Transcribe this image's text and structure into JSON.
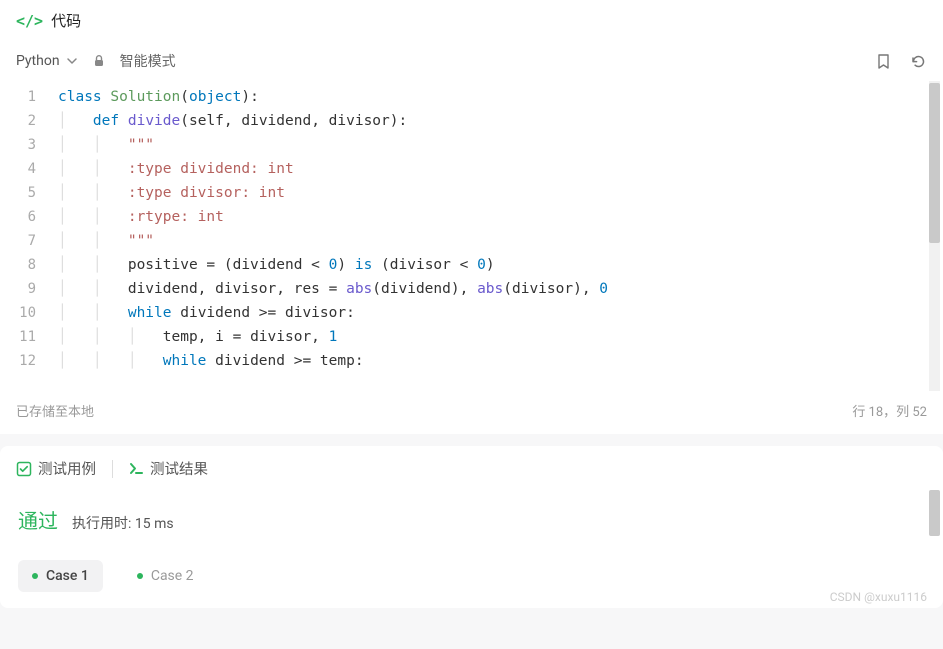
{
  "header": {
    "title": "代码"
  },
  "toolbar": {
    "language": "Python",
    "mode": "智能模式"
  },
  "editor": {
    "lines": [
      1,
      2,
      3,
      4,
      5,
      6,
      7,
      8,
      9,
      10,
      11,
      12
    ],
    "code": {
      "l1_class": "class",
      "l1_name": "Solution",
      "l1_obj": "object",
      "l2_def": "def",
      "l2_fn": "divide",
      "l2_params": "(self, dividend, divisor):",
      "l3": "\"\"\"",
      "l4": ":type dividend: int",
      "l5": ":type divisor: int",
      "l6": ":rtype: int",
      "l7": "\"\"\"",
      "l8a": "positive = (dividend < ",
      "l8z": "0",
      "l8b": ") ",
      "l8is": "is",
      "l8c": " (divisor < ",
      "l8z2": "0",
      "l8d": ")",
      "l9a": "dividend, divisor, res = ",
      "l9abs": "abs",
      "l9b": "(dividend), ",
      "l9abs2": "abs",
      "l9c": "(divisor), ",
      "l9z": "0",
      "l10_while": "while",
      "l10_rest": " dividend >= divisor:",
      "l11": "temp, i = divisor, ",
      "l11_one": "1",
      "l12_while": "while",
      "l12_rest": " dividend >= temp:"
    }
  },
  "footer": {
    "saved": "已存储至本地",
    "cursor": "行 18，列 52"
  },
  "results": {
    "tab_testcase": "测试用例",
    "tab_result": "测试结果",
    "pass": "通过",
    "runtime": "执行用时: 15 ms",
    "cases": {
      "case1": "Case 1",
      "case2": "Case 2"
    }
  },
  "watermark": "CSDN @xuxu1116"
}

---*---

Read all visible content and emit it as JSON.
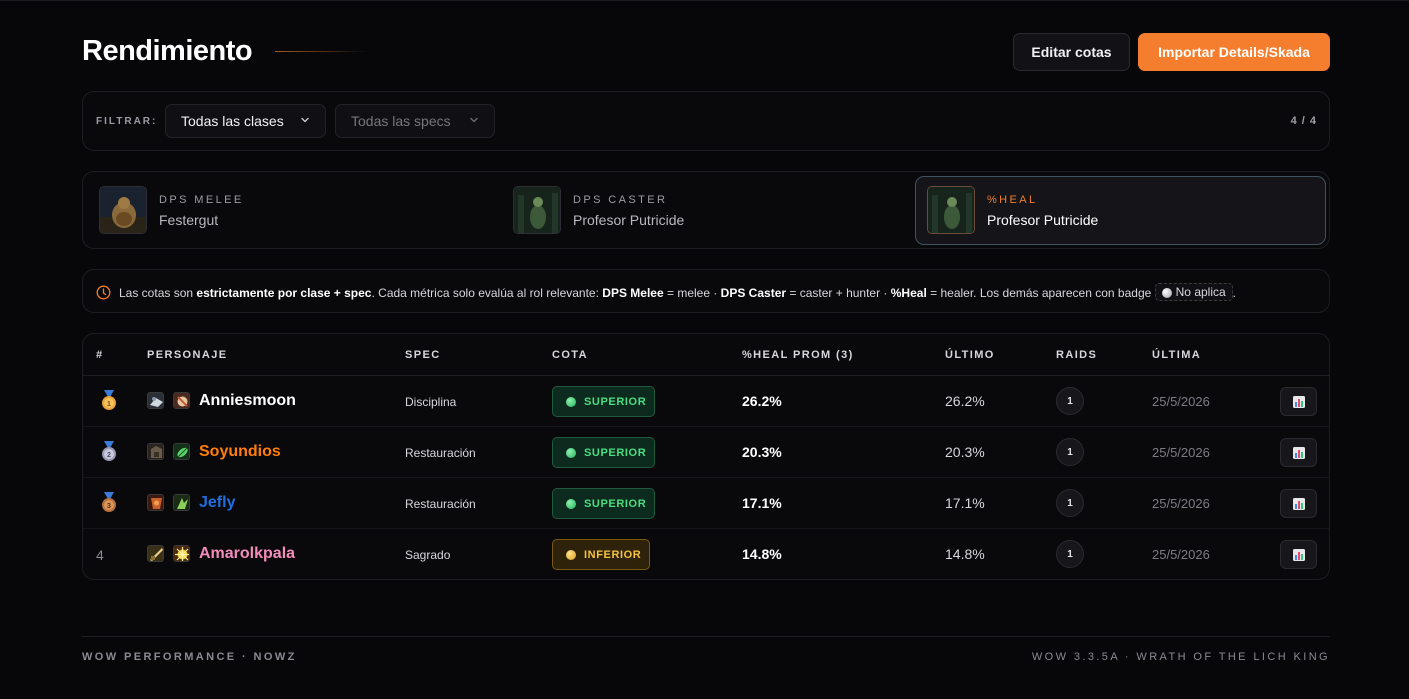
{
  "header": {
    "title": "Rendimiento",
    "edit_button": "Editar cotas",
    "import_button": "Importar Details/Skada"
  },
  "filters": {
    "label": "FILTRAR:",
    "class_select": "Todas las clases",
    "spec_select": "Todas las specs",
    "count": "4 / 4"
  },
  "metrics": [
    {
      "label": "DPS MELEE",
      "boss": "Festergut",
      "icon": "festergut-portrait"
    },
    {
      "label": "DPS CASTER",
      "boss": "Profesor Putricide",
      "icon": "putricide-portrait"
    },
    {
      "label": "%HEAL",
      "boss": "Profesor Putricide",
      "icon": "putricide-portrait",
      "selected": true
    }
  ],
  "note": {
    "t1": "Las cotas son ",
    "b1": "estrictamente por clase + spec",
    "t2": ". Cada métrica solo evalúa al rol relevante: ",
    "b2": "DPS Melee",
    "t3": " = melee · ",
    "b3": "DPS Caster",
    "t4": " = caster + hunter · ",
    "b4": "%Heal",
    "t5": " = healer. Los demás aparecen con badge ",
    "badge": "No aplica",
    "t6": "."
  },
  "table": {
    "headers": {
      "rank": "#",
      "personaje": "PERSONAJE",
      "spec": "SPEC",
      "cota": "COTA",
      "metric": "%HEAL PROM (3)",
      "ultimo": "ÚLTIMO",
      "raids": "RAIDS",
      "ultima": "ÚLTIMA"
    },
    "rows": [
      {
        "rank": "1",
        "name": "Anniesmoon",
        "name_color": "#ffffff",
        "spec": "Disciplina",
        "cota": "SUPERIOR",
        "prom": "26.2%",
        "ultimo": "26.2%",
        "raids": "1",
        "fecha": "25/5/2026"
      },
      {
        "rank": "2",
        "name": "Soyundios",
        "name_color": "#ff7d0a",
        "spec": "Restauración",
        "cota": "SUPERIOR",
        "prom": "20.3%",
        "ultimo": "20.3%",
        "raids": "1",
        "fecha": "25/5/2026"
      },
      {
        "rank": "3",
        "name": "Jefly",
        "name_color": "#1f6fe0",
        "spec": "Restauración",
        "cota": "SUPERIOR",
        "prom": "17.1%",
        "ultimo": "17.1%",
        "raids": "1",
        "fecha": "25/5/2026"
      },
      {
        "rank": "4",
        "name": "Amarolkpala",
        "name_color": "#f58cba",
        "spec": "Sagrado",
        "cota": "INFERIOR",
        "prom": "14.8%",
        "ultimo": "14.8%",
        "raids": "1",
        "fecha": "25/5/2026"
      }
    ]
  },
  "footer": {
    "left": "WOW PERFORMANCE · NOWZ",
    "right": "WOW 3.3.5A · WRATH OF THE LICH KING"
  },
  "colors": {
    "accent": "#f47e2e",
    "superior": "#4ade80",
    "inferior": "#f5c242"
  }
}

---*---

Requirement :: Work out how many lines of the data above contain the string "dividend" and give the number alone.

Response below :: 7